Dataset items:
»»
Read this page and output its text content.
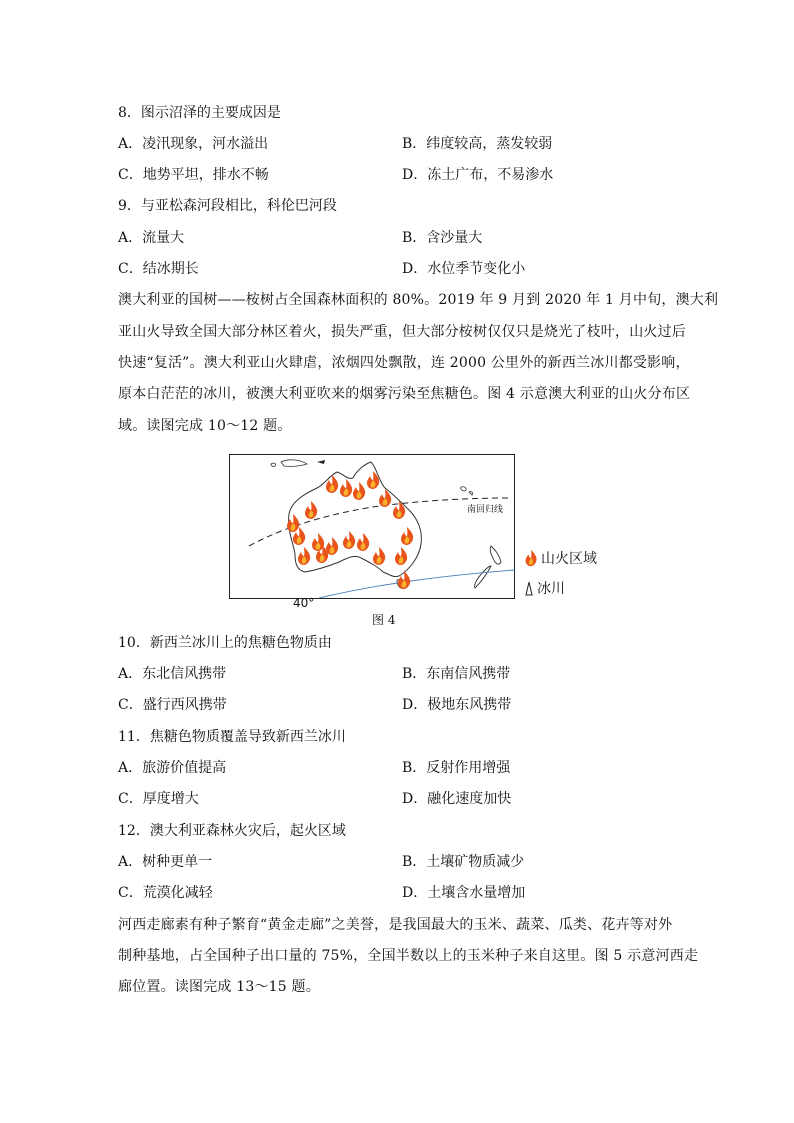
8．图示沼泽的主要成因是
A．凌汛现象，河水溢出	B．纬度较高，蒸发较弱
C．地势平坦，排水不畅	D．冻土广布，不易渗水
9．与亚松森河段相比，科伦巴河段
A．流量大	B．含沙量大
C．结冰期长	D．水位季节变化小
澳大利亚的国树——桉树占全国森林面积的 80%。2019 年 9 月到 2020 年 1 月中旬，澳大利
亚山火导致全国大部分林区着火，损失严重，但大部分桉树仅仅只是烧光了枝叶，山火过后
快速“复活”。澳大利亚山火肆虐，浓烟四处飘散，连 2000 公里外的新西兰冰川都受影响，
原本白茫茫的冰川，被澳大利亚吹来的烟雾污染至焦糖色。图 4 示意澳大利亚的山火分布区
域。读图完成 10～12 题。
南回归线
40°
图 4
山火区域
冰川
10．新西兰冰川上的焦糖色物质由
A．东北信风携带	B．东南信风携带
C．盛行西风携带	D．极地东风携带
11．焦糖色物质覆盖导致新西兰冰川
A．旅游价值提高	B．反射作用增强
C．厚度增大	D．融化速度加快
12．澳大利亚森林火灾后，起火区域
A．树种更单一	B．土壤矿物质减少
C．荒漠化减轻	D．土壤含水量增加
河西走廊素有种子繁育“黄金走廊”之美誉，是我国最大的玉米、蔬菜、瓜类、花卉等对外
制种基地，占全国种子出口量的 75%，全国半数以上的玉米种子来自这里。图 5 示意河西走
廊位置。读图完成 13～15 题。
««
Return the material exactly as given, apart from the pictures.

Read this page and output its text content.
8．图示沼泽的主要成因是
A．凌汛现象，河水溢出	B．纬度较高，蒸发较弱
C．地势平坦，排水不畅	D．冻土广布，不易渗水
9．与亚松森河段相比，科伦巴河段
A．流量大	B．含沙量大
C．结冰期长	D．水位季节变化小
澳大利亚的国树——桉树占全国森林面积的 80%。2019 年 9 月到 2020 年 1 月中旬，澳大利
亚山火导致全国大部分林区着火，损失严重，但大部分桉树仅仅只是烧光了枝叶，山火过后
快速“复活”。澳大利亚山火肆虐，浓烟四处飘散，连 2000 公里外的新西兰冰川都受影响，
原本白茫茫的冰川，被澳大利亚吹来的烟雾污染至焦糖色。图 4 示意澳大利亚的山火分布区
域。读图完成 10～12 题。
南回归线
40°
图 4
山火区域
冰川
10．新西兰冰川上的焦糖色物质由
A．东北信风携带	B．东南信风携带
C．盛行西风携带	D．极地东风携带
11．焦糖色物质覆盖导致新西兰冰川
A．旅游价值提高	B．反射作用增强
C．厚度增大	D．融化速度加快
12．澳大利亚森林火灾后，起火区域
A．树种更单一	B．土壤矿物质减少
C．荒漠化减轻	D．土壤含水量增加
河西走廊素有种子繁育“黄金走廊”之美誉，是我国最大的玉米、蔬菜、瓜类、花卉等对外
制种基地，占全国种子出口量的 75%，全国半数以上的玉米种子来自这里。图 5 示意河西走
廊位置。读图完成 13～15 题。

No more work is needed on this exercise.